Dataset records:

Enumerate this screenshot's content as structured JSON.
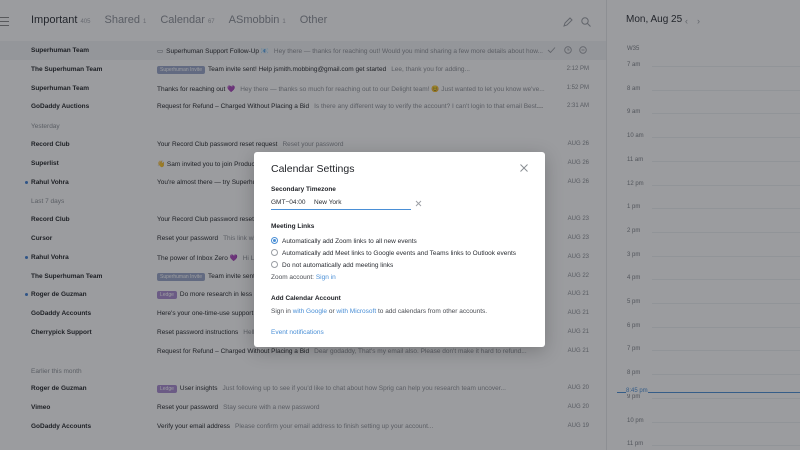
{
  "colors": {
    "accent": "#4a8fd6",
    "unread_dot": "#3f7fd4",
    "label_blue": "#9aa6c9",
    "label_purple": "#a98bd1"
  },
  "header": {
    "tabs": [
      {
        "label": "Important",
        "count": "405"
      },
      {
        "label": "Shared",
        "count": "1"
      },
      {
        "label": "Calendar",
        "count": "67"
      },
      {
        "label": "ASmobbin",
        "count": "1"
      },
      {
        "label": "Other",
        "count": ""
      }
    ]
  },
  "inbox": {
    "top": [
      {
        "sender": "Superhuman Team",
        "label": "",
        "subject": "Superhuman Support Follow-Up 📧",
        "preview": "Hey there — thanks for reaching out! Would you mind sharing a few more details about how...",
        "date": "",
        "highlight": true,
        "unread": false,
        "icon": "message-icon"
      },
      {
        "sender": "The Superhuman Team",
        "label": "Superhuman Invite",
        "subject": "Team invite sent! Help jsmith.mobbing@gmail.com get started",
        "preview": "Lee, thank you for adding...",
        "date": "2:12 PM"
      },
      {
        "sender": "Superhuman Team",
        "label": "",
        "subject": "Thanks for reaching out 💜",
        "preview": "Hey there — thanks so much for reaching out to our Delight team! 😊 Just wanted to let you know we've...",
        "date": "1:52 PM"
      },
      {
        "sender": "GoDaddy Auctions",
        "label": "",
        "subject": "Request for Refund – Charged Without Placing a Bid",
        "preview": "Is there any different way to verify the account? I can't login to that email Best, Alex...",
        "date": "2:31 AM"
      }
    ],
    "yesterday_label": "Yesterday",
    "yesterday": [
      {
        "sender": "Record Club",
        "label": "",
        "subject": "Your Record Club password reset request",
        "preview": "Reset your password",
        "date": "AUG 26"
      },
      {
        "sender": "Superlist",
        "label": "",
        "subject": "👋 Sam invited you to join Product",
        "preview": "Hi Lee, you've been invited",
        "date": "AUG 26"
      },
      {
        "sender": "Rahul Vohra",
        "label": "",
        "subject": "You're almost there — try Superhuman",
        "preview": "",
        "date": "AUG 26",
        "unread": true
      }
    ],
    "last7_label": "Last 7 days",
    "last7": [
      {
        "sender": "Record Club",
        "label": "",
        "subject": "Your Record Club password reset request",
        "preview": "Reset your password",
        "date": "AUG 23"
      },
      {
        "sender": "Cursor",
        "label": "",
        "subject": "Reset your password",
        "preview": "This link will expire",
        "date": "AUG 23"
      },
      {
        "sender": "Rahul Vohra",
        "label": "",
        "subject": "The power of Inbox Zero 💜",
        "preview": "Hi Lee, Inbox Zero",
        "date": "AUG 23",
        "unread": true
      },
      {
        "sender": "The Superhuman Team",
        "label": "Superhuman Invite",
        "subject": "Team invite sent! Help",
        "preview": "",
        "date": "AUG 22"
      },
      {
        "sender": "Roger de Guzman",
        "label": "Ledge",
        "subject": "Do more research in less time",
        "preview": "",
        "date": "AUG 21",
        "unread": true,
        "purple": true
      },
      {
        "sender": "GoDaddy Accounts",
        "label": "",
        "subject": "Here's your one-time-use support code",
        "preview": "",
        "date": "AUG 21"
      },
      {
        "sender": "Cherrypick Support",
        "label": "",
        "subject": "Reset password instructions",
        "preview": "Hello jsmith.mobbing@gmail.com Someone has requested a link to change your Cherrypick password...",
        "date": "AUG 21"
      },
      {
        "sender": "",
        "label": "",
        "subject": "Request for Refund – Charged Without Placing a Bid",
        "preview": "Dear godaddy, That's my email also. Please don't make it hard to refund...",
        "date": "AUG 21"
      }
    ],
    "earlier_label": "Earlier this month",
    "earlier": [
      {
        "sender": "Roger de Guzman",
        "label": "Ledge",
        "subject": "User insights",
        "preview": "Just following up to see if you'd like to chat about how Sprig can help you research team uncover...",
        "date": "AUG 20",
        "purple": true
      },
      {
        "sender": "Vimeo",
        "label": "",
        "subject": "Reset your password",
        "preview": "Stay secure with a new password",
        "date": "AUG 20"
      },
      {
        "sender": "GoDaddy Accounts",
        "label": "",
        "subject": "Verify your email address",
        "preview": "Please confirm your email address to finish setting up your account...",
        "date": "AUG 19"
      }
    ]
  },
  "calendar": {
    "title": "Mon, Aug 25",
    "week": "W35",
    "hours": [
      "7 am",
      "8 am",
      "9 am",
      "10 am",
      "11 am",
      "12 pm",
      "1 pm",
      "2 pm",
      "3 pm",
      "4 pm",
      "5 pm",
      "6 pm",
      "7 pm",
      "8 pm",
      "9 pm",
      "10 pm",
      "11 pm"
    ],
    "now": "8:45 pm"
  },
  "modal": {
    "title": "Calendar Settings",
    "tz_heading": "Secondary Timezone",
    "tz_offset": "GMT−04:00",
    "tz_city": "New York",
    "links_heading": "Meeting Links",
    "options": [
      {
        "label": "Automatically add Zoom links to all new events",
        "selected": true
      },
      {
        "label": "Automatically add Meet links to Google events and Teams links to Outlook events",
        "selected": false
      },
      {
        "label": "Do not automatically add meeting links",
        "selected": false
      }
    ],
    "zoom_prefix": "Zoom account:",
    "zoom_link": "Sign in",
    "add_heading": "Add Calendar Account",
    "add_pre": "Sign in",
    "add_google": "with Google",
    "add_or": "or",
    "add_microsoft": "with Microsoft",
    "add_post": "to add calendars from other accounts.",
    "notifications": "Event notifications"
  }
}
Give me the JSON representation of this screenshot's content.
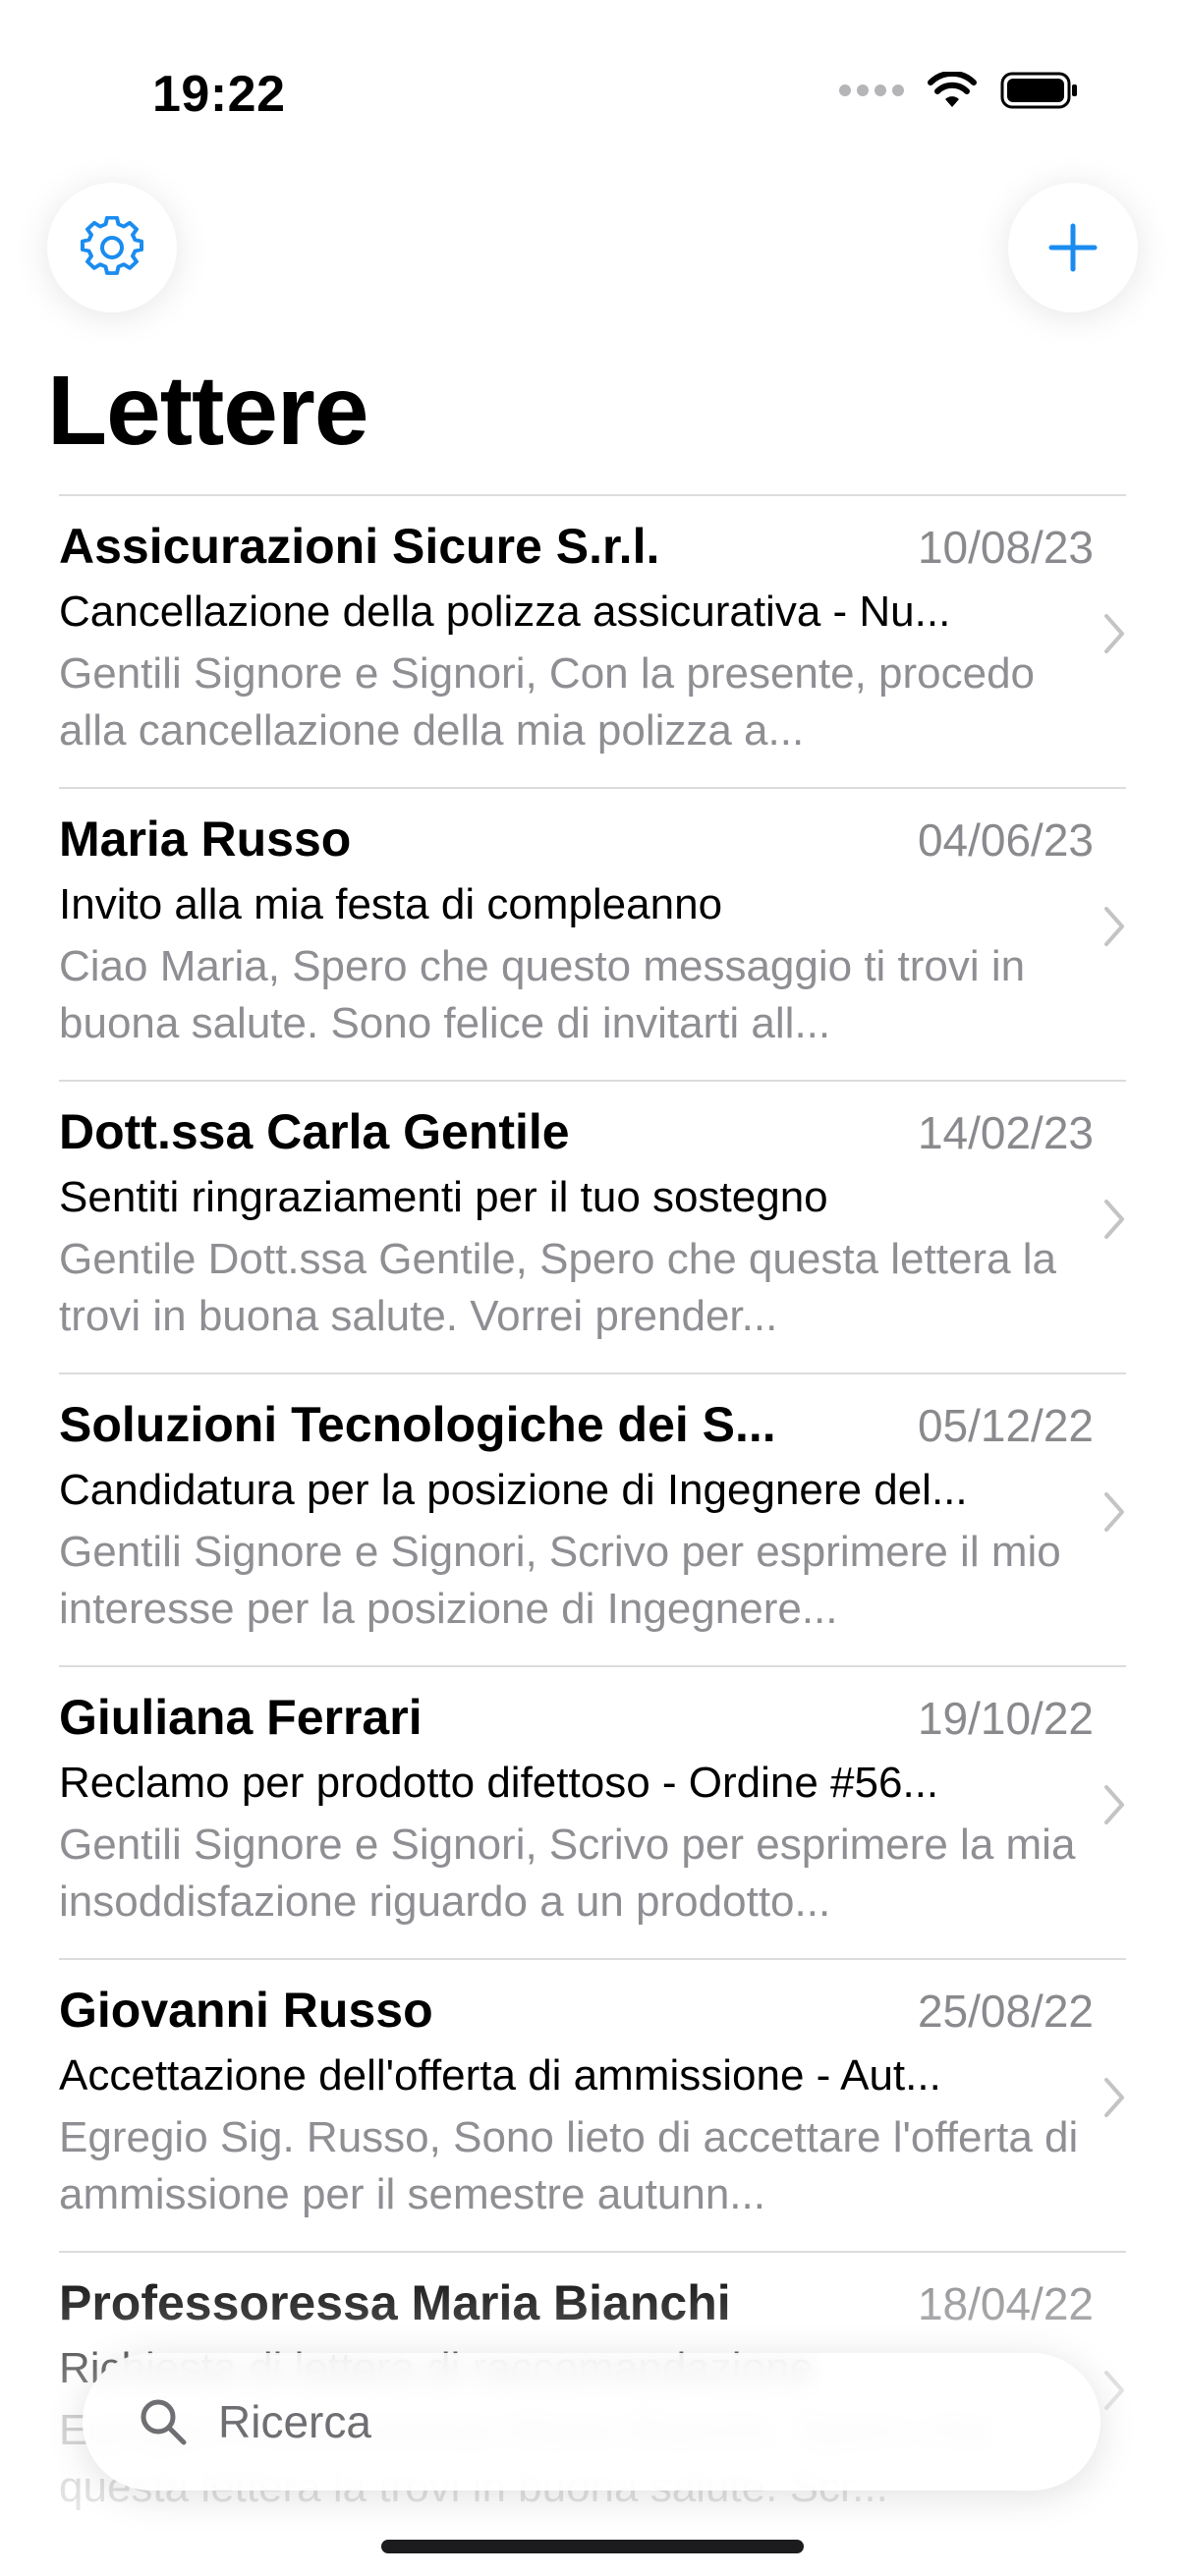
{
  "status_bar": {
    "time": "19:22"
  },
  "header": {
    "title": "Lettere"
  },
  "accent_color": "#1a8cf0",
  "letters": [
    {
      "sender": "Assicurazioni Sicure S.r.l.",
      "date": "10/08/23",
      "subject": "Cancellazione della polizza assicurativa - Nu...",
      "preview": "Gentili Signore e Signori,  Con la presente, procedo alla cancellazione della mia polizza a..."
    },
    {
      "sender": "Maria Russo",
      "date": "04/06/23",
      "subject": "Invito alla mia festa di compleanno",
      "preview": "Ciao Maria,  Spero che questo messaggio ti trovi in buona salute. Sono felice di invitarti all..."
    },
    {
      "sender": "Dott.ssa Carla Gentile",
      "date": "14/02/23",
      "subject": "Sentiti ringraziamenti per il tuo sostegno",
      "preview": "Gentile Dott.ssa Gentile,  Spero che questa lettera la trovi in buona salute. Vorrei prender..."
    },
    {
      "sender": "Soluzioni Tecnologiche dei S...",
      "date": "05/12/22",
      "subject": "Candidatura per la posizione di Ingegnere del...",
      "preview": "Gentili Signore e Signori,  Scrivo per esprimere il mio interesse per la posizione di Ingegnere..."
    },
    {
      "sender": "Giuliana Ferrari",
      "date": "19/10/22",
      "subject": "Reclamo per prodotto difettoso - Ordine #56...",
      "preview": "Gentili Signore e Signori,  Scrivo per esprimere la mia insoddisfazione riguardo a un prodotto..."
    },
    {
      "sender": "Giovanni Russo",
      "date": "25/08/22",
      "subject": "Accettazione dell'offerta di ammissione - Aut...",
      "preview": "Egregio Sig. Russo,  Sono lieto di accettare l'offerta di ammissione per il semestre autunn..."
    },
    {
      "sender": "Professoressa Maria Bianchi",
      "date": "18/04/22",
      "subject": "Richiesta di lettera di raccomandazione",
      "preview": "Egregia Professoressa Maria Bianchi,  Spero che questa lettera la trovi in buona salute. Scr..."
    }
  ],
  "search": {
    "placeholder": "Ricerca"
  }
}
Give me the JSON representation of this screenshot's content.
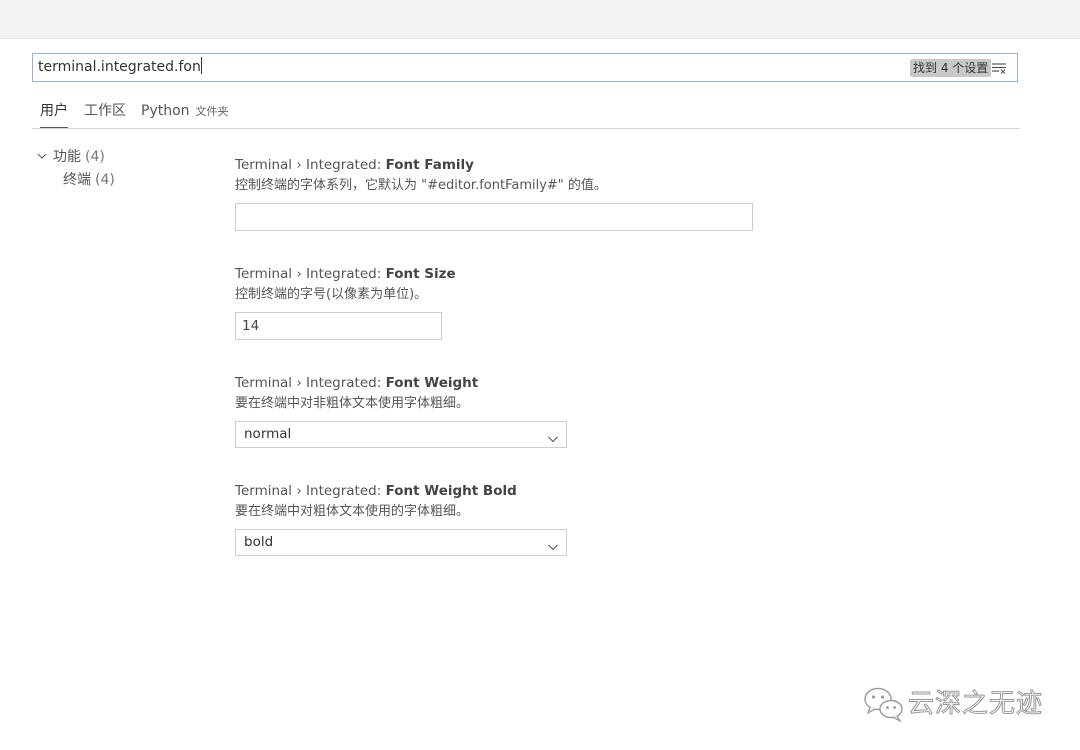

▶ Exercise task
State how many lines above contain the string "Signori", with no other words.

▶ Response
3